Filter the entries below, keeping only lines with the word "卫生招聘考试之卫生招聘".

[Begin Data section]

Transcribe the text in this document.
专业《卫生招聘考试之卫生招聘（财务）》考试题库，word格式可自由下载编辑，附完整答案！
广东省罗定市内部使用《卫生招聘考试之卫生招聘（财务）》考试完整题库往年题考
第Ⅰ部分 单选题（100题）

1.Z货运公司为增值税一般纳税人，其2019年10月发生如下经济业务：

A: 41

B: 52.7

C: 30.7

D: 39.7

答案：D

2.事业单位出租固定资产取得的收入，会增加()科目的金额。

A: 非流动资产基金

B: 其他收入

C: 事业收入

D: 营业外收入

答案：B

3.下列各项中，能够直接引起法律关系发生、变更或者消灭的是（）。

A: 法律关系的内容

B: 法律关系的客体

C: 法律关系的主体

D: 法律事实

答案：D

[End Data section]

In response
专业《卫生招聘考试之卫生招聘（财务）》考试题库，word格式可自由下载编辑，附完整答案！
广东省罗定市内部使用《卫生招聘考试之卫生招聘（财务）》考试完整题库往年题考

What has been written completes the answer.